- **Exercise instructions**: Work through the data below line by line and say how many lines hold "Control"; give only the number.
[Start of Provided material]
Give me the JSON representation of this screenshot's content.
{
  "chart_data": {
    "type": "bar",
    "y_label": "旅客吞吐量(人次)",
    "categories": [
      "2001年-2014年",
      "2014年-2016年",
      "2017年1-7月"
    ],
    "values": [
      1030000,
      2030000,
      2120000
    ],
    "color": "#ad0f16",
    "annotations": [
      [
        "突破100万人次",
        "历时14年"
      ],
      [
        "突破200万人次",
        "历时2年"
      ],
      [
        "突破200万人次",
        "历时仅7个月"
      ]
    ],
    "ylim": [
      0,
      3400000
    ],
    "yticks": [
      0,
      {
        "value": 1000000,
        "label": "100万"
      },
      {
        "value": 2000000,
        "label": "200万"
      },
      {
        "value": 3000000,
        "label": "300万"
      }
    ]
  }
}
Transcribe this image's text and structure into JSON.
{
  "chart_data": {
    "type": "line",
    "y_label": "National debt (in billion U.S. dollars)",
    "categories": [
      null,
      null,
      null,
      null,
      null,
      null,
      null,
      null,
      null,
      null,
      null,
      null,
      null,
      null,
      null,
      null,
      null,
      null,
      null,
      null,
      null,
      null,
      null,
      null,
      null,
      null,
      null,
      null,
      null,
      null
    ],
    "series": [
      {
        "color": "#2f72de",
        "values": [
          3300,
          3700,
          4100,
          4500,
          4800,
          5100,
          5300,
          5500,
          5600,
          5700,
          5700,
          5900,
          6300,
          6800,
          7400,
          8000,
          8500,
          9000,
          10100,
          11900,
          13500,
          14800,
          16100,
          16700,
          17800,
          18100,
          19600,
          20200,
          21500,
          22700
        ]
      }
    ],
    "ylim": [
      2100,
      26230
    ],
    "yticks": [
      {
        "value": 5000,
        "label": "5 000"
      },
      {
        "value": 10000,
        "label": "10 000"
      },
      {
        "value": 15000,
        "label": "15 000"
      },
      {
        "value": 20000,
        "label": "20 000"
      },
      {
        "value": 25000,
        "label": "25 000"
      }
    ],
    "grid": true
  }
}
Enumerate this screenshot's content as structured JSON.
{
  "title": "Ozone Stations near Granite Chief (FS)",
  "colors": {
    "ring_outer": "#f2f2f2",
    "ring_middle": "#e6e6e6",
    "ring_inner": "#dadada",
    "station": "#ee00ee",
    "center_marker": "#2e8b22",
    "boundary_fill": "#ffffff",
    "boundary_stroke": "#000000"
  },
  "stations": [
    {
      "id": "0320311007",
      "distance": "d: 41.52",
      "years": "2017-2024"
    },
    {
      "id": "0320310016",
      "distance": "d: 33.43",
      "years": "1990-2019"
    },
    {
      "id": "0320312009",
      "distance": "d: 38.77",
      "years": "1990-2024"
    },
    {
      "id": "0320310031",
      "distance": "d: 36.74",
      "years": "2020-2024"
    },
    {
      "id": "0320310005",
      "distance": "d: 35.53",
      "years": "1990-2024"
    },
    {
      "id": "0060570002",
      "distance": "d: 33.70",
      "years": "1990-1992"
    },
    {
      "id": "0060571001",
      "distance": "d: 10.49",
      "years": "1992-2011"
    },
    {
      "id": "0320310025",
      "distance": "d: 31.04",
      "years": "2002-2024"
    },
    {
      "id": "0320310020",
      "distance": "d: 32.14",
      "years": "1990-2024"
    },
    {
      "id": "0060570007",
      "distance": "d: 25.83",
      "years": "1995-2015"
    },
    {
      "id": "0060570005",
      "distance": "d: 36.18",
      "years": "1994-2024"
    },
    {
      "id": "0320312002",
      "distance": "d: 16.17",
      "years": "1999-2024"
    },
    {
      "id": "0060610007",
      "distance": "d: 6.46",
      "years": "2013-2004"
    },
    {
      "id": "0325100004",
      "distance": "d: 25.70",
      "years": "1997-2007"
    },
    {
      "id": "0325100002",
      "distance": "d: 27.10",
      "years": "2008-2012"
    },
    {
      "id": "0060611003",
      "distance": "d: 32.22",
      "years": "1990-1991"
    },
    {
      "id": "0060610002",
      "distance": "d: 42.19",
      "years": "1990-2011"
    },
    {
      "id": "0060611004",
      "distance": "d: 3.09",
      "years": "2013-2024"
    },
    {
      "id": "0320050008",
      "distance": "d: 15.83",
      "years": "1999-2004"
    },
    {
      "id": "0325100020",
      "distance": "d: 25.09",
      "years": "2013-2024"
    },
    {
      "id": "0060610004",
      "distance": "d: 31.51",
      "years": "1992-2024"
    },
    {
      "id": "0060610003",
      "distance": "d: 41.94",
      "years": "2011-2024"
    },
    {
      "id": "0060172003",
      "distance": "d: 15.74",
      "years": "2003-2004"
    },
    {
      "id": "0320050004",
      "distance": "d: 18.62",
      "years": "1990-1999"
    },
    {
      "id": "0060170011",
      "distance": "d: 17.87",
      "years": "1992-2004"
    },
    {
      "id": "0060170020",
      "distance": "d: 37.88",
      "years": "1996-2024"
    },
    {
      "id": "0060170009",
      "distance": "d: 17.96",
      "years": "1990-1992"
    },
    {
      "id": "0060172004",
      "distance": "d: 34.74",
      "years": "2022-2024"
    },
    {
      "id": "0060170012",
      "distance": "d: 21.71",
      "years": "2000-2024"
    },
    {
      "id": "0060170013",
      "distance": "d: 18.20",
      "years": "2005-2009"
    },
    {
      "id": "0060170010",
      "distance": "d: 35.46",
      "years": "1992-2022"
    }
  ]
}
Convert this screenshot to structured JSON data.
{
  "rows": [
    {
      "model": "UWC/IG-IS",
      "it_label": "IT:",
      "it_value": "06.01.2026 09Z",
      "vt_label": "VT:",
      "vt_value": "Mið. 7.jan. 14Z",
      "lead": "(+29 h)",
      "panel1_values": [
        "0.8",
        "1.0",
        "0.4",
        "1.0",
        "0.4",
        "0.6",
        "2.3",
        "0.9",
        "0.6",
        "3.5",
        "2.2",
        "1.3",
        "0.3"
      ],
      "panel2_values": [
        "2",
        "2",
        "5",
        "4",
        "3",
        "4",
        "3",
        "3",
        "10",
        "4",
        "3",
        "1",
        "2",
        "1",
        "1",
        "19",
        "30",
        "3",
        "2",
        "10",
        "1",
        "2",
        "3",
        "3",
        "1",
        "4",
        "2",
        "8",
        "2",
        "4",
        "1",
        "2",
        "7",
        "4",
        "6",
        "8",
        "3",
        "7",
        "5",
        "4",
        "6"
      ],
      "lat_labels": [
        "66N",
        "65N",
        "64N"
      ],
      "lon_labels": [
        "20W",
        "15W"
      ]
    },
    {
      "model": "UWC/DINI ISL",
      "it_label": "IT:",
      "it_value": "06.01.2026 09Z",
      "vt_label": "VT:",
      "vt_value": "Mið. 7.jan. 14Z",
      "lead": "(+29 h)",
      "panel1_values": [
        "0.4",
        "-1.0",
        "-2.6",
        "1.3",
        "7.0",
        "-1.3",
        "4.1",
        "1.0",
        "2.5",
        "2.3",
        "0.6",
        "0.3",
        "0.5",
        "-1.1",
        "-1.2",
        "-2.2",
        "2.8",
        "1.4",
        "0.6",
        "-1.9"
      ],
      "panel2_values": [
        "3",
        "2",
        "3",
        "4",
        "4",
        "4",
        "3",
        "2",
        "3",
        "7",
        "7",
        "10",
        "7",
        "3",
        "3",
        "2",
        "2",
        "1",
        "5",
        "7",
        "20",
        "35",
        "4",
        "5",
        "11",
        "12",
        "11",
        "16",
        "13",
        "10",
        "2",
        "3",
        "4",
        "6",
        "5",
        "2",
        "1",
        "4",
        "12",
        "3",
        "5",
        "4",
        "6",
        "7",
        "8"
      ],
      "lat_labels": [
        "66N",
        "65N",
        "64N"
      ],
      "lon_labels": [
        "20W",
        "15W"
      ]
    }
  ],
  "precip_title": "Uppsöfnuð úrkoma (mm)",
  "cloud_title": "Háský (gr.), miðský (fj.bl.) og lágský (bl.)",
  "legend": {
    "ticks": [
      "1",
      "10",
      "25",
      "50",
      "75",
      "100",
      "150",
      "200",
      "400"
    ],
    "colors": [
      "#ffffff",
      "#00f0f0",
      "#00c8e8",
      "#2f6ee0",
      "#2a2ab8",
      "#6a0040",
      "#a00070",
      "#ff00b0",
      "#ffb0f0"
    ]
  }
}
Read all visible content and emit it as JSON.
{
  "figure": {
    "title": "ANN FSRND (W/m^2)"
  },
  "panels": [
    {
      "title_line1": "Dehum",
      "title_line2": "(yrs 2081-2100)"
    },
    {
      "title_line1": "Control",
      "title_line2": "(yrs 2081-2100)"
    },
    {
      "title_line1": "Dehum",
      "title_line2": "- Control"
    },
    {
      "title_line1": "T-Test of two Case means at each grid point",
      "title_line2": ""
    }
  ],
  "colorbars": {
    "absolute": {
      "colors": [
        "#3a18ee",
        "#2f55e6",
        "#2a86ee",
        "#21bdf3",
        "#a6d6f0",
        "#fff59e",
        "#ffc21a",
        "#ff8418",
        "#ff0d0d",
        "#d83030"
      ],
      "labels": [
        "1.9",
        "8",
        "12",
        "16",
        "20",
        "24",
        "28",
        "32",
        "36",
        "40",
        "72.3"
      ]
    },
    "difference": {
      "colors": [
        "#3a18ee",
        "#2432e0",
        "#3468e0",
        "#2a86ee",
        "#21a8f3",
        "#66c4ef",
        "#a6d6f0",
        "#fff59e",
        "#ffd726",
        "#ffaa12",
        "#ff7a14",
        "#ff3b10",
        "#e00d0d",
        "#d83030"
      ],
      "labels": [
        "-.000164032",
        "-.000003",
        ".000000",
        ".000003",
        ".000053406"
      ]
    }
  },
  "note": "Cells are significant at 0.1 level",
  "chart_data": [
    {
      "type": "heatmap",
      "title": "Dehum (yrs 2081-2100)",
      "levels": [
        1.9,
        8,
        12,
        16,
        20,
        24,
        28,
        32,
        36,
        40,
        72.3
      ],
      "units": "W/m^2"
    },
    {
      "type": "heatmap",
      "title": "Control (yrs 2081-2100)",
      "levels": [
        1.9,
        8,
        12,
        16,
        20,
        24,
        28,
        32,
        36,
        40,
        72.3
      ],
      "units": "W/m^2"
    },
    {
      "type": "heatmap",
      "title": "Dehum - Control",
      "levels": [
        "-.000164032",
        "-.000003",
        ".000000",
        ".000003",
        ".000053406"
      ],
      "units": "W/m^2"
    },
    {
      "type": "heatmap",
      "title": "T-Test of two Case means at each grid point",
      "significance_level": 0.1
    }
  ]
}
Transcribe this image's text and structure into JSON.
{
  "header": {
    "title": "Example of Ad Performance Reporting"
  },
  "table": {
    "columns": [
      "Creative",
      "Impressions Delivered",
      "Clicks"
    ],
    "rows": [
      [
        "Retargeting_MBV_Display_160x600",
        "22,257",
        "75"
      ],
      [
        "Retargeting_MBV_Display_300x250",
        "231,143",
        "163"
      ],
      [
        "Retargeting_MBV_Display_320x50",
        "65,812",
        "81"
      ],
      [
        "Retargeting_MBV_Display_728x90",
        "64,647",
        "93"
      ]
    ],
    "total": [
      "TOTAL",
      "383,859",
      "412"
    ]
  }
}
[End of Provided material]
- **Response**: 4